_What the task requires:_ Skip every image and restate the data word for word.

___ Data to use ___

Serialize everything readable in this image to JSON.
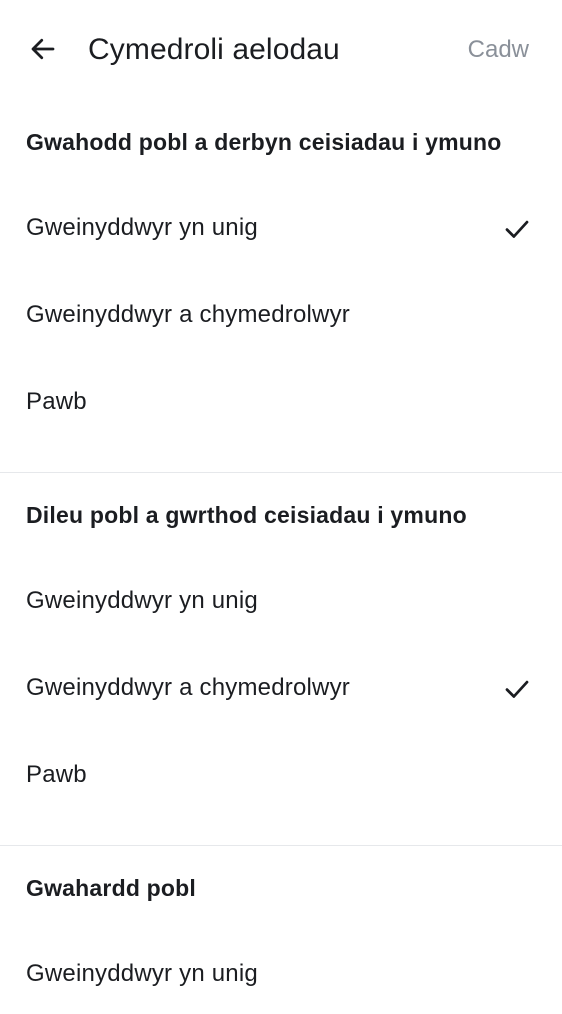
{
  "header": {
    "title": "Cymedroli aelodau",
    "save_label": "Cadw",
    "back_icon": "arrow-left-icon"
  },
  "sections": [
    {
      "title": "Gwahodd pobl a derbyn ceisiadau i ymuno",
      "options": [
        {
          "label": "Gweinyddwyr yn unig",
          "selected": true
        },
        {
          "label": "Gweinyddwyr a chymedrolwyr",
          "selected": false
        },
        {
          "label": "Pawb",
          "selected": false
        }
      ]
    },
    {
      "title": "Dileu pobl a gwrthod ceisiadau i ymuno",
      "options": [
        {
          "label": "Gweinyddwyr yn unig",
          "selected": false
        },
        {
          "label": "Gweinyddwyr a chymedrolwyr",
          "selected": true
        },
        {
          "label": "Pawb",
          "selected": false
        }
      ]
    },
    {
      "title": "Gwahardd pobl",
      "options": [
        {
          "label": "Gweinyddwyr yn unig",
          "selected": false
        }
      ]
    }
  ],
  "colors": {
    "text": "#1b1d21",
    "muted": "#8a9099",
    "divider": "#e6e8eb"
  }
}
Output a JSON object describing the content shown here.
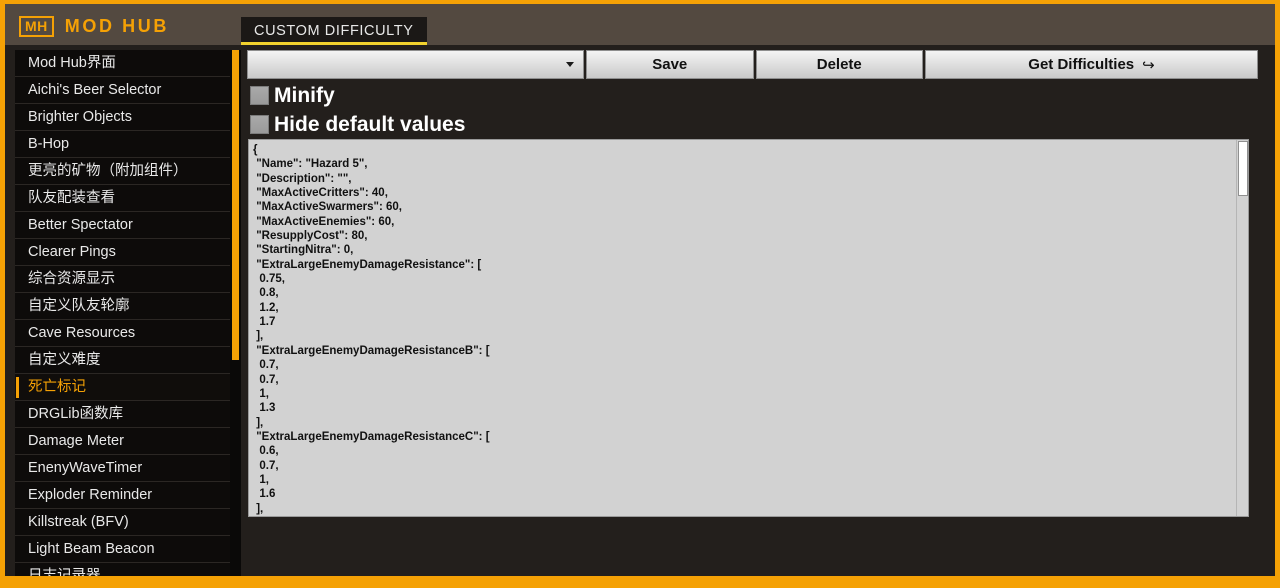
{
  "window": {
    "border_color": "#F5A105",
    "header_bg": "#534940",
    "content_bg": "#231f1c"
  },
  "header": {
    "brand_badge": "MH",
    "brand_title": "MOD HUB"
  },
  "tabs": [
    {
      "label": "CUSTOM DIFFICULTY",
      "active": true
    }
  ],
  "sidebar": {
    "selected_index": 12,
    "scrollbar": {
      "color": "#F5A105",
      "thumb_top": 0,
      "thumb_height": 310
    },
    "items": [
      {
        "label": "Mod Hub界面"
      },
      {
        "label": "Aichi's Beer Selector"
      },
      {
        "label": "Brighter Objects"
      },
      {
        "label": "B-Hop"
      },
      {
        "label": "更亮的矿物（附加组件）"
      },
      {
        "label": "队友配装查看"
      },
      {
        "label": "Better Spectator"
      },
      {
        "label": "Clearer Pings"
      },
      {
        "label": "综合资源显示"
      },
      {
        "label": "自定义队友轮廓"
      },
      {
        "label": "Cave Resources"
      },
      {
        "label": "自定义难度"
      },
      {
        "label": "死亡标记"
      },
      {
        "label": "DRGLib函数库"
      },
      {
        "label": "Damage Meter"
      },
      {
        "label": "EnenyWaveTimer"
      },
      {
        "label": "Exploder Reminder"
      },
      {
        "label": "Killstreak (BFV)"
      },
      {
        "label": "Light Beam Beacon"
      },
      {
        "label": "日志记录器"
      }
    ]
  },
  "toolbar": {
    "difficulty_select_value": "",
    "difficulty_select_placeholder": "",
    "save_label": "Save",
    "delete_label": "Delete",
    "get_difficulties_label": "Get Difficulties",
    "get_difficulties_glyph": "↪"
  },
  "options": {
    "minify": {
      "label": "Minify",
      "checked": false
    },
    "hide_default_values": {
      "label": "Hide default values",
      "checked": false
    }
  },
  "editor": {
    "json_text": "{\n \"Name\": \"Hazard 5\",\n \"Description\": \"\",\n \"MaxActiveCritters\": 40,\n \"MaxActiveSwarmers\": 60,\n \"MaxActiveEnemies\": 60,\n \"ResupplyCost\": 80,\n \"StartingNitra\": 0,\n \"ExtraLargeEnemyDamageResistance\": [\n  0.75,\n  0.8,\n  1.2,\n  1.7\n ],\n \"ExtraLargeEnemyDamageResistanceB\": [\n  0.7,\n  0.7,\n  1,\n  1.3\n ],\n \"ExtraLargeEnemyDamageResistanceC\": [\n  0.6,\n  0.7,\n  1,\n  1.6\n ],",
    "config_values": {
      "Name": "Hazard 5",
      "Description": "",
      "MaxActiveCritters": 40,
      "MaxActiveSwarmers": 60,
      "MaxActiveEnemies": 60,
      "ResupplyCost": 80,
      "StartingNitra": 0,
      "ExtraLargeEnemyDamageResistance": [
        0.75,
        0.8,
        1.2,
        1.7
      ],
      "ExtraLargeEnemyDamageResistanceB": [
        0.7,
        0.7,
        1,
        1.3
      ],
      "ExtraLargeEnemyDamageResistanceC": [
        0.6,
        0.7,
        1,
        1.6
      ]
    }
  }
}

___

_Output:_
Serialize everything readable in this image to JSON.
{
  "header": {
    "title": "Cymedroli aelodau",
    "save_label": "Cadw",
    "back_icon": "arrow-left-icon"
  },
  "sections": [
    {
      "title": "Gwahodd pobl a derbyn ceisiadau i ymuno",
      "options": [
        {
          "label": "Gweinyddwyr yn unig",
          "selected": true
        },
        {
          "label": "Gweinyddwyr a chymedrolwyr",
          "selected": false
        },
        {
          "label": "Pawb",
          "selected": false
        }
      ]
    },
    {
      "title": "Dileu pobl a gwrthod ceisiadau i ymuno",
      "options": [
        {
          "label": "Gweinyddwyr yn unig",
          "selected": false
        },
        {
          "label": "Gweinyddwyr a chymedrolwyr",
          "selected": true
        },
        {
          "label": "Pawb",
          "selected": false
        }
      ]
    },
    {
      "title": "Gwahardd pobl",
      "options": [
        {
          "label": "Gweinyddwyr yn unig",
          "selected": false
        }
      ]
    }
  ],
  "colors": {
    "text": "#1b1d21",
    "muted": "#8a9099",
    "divider": "#e6e8eb"
  }
}
Output a JSON object describing the content shown here.
{
  "window": {
    "border_color": "#F5A105",
    "header_bg": "#534940",
    "content_bg": "#231f1c"
  },
  "header": {
    "brand_badge": "MH",
    "brand_title": "MOD HUB"
  },
  "tabs": [
    {
      "label": "CUSTOM DIFFICULTY",
      "active": true
    }
  ],
  "sidebar": {
    "selected_index": 12,
    "scrollbar": {
      "color": "#F5A105",
      "thumb_top": 0,
      "thumb_height": 310
    },
    "items": [
      {
        "label": "Mod Hub界面"
      },
      {
        "label": "Aichi's Beer Selector"
      },
      {
        "label": "Brighter Objects"
      },
      {
        "label": "B-Hop"
      },
      {
        "label": "更亮的矿物（附加组件）"
      },
      {
        "label": "队友配装查看"
      },
      {
        "label": "Better Spectator"
      },
      {
        "label": "Clearer Pings"
      },
      {
        "label": "综合资源显示"
      },
      {
        "label": "自定义队友轮廓"
      },
      {
        "label": "Cave Resources"
      },
      {
        "label": "自定义难度"
      },
      {
        "label": "死亡标记"
      },
      {
        "label": "DRGLib函数库"
      },
      {
        "label": "Damage Meter"
      },
      {
        "label": "EnenyWaveTimer"
      },
      {
        "label": "Exploder Reminder"
      },
      {
        "label": "Killstreak (BFV)"
      },
      {
        "label": "Light Beam Beacon"
      },
      {
        "label": "日志记录器"
      }
    ]
  },
  "toolbar": {
    "difficulty_select_value": "",
    "difficulty_select_placeholder": "",
    "save_label": "Save",
    "delete_label": "Delete",
    "get_difficulties_label": "Get Difficulties",
    "get_difficulties_glyph": "↪"
  },
  "options": {
    "minify": {
      "label": "Minify",
      "checked": false
    },
    "hide_default_values": {
      "label": "Hide default values",
      "checked": false
    }
  },
  "editor": {
    "json_text": "{\n \"Name\": \"Hazard 5\",\n \"Description\": \"\",\n \"MaxActiveCritters\": 40,\n \"MaxActiveSwarmers\": 60,\n \"MaxActiveEnemies\": 60,\n \"ResupplyCost\": 80,\n \"StartingNitra\": 0,\n \"ExtraLargeEnemyDamageResistance\": [\n  0.75,\n  0.8,\n  1.2,\n  1.7\n ],\n \"ExtraLargeEnemyDamageResistanceB\": [\n  0.7,\n  0.7,\n  1,\n  1.3\n ],\n \"ExtraLargeEnemyDamageResistanceC\": [\n  0.6,\n  0.7,\n  1,\n  1.6\n ],",
    "config_values": {
      "Name": "Hazard 5",
      "Description": "",
      "MaxActiveCritters": 40,
      "MaxActiveSwarmers": 60,
      "MaxActiveEnemies": 60,
      "ResupplyCost": 80,
      "StartingNitra": 0,
      "ExtraLargeEnemyDamageResistance": [
        0.75,
        0.8,
        1.2,
        1.7
      ],
      "ExtraLargeEnemyDamageResistanceB": [
        0.7,
        0.7,
        1,
        1.3
      ],
      "ExtraLargeEnemyDamageResistanceC": [
        0.6,
        0.7,
        1,
        1.6
      ]
    }
  }
}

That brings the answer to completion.